Using the data beneath, show every line that includes the word "penyakit".
════
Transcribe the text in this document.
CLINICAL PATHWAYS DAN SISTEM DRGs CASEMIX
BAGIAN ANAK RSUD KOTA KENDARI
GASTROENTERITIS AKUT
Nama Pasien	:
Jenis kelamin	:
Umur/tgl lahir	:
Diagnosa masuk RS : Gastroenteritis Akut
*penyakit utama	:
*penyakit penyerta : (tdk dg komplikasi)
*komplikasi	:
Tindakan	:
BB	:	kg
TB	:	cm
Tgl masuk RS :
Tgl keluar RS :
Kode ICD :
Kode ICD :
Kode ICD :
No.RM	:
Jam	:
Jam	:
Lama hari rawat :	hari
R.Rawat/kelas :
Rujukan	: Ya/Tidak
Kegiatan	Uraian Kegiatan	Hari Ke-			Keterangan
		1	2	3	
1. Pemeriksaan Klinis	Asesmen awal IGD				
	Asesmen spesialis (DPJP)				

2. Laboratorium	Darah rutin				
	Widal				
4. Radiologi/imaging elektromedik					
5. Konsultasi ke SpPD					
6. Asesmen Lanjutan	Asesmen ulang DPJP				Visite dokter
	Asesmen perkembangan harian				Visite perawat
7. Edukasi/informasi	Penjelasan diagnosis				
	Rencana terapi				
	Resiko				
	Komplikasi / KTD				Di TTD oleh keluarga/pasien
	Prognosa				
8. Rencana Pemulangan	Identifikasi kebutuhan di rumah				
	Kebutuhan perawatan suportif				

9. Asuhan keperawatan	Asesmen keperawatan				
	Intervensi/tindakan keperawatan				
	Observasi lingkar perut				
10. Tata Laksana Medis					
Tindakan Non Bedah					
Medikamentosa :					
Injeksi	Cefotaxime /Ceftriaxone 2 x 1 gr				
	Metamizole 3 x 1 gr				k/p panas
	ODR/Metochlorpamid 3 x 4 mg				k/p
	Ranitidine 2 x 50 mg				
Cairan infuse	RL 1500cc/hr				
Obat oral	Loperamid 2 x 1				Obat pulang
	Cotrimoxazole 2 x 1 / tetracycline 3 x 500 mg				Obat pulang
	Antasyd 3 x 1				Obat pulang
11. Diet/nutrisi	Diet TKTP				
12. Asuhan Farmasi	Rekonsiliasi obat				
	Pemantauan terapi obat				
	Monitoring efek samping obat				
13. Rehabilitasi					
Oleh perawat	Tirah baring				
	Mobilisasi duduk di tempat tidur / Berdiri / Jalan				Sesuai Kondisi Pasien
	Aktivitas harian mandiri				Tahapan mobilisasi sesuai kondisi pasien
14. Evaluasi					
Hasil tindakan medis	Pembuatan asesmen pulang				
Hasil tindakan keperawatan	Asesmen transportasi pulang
════
(EXPECTED ANSWER)
*penyakit utama	:
*penyakit penyerta : (tdk dg komplikasi)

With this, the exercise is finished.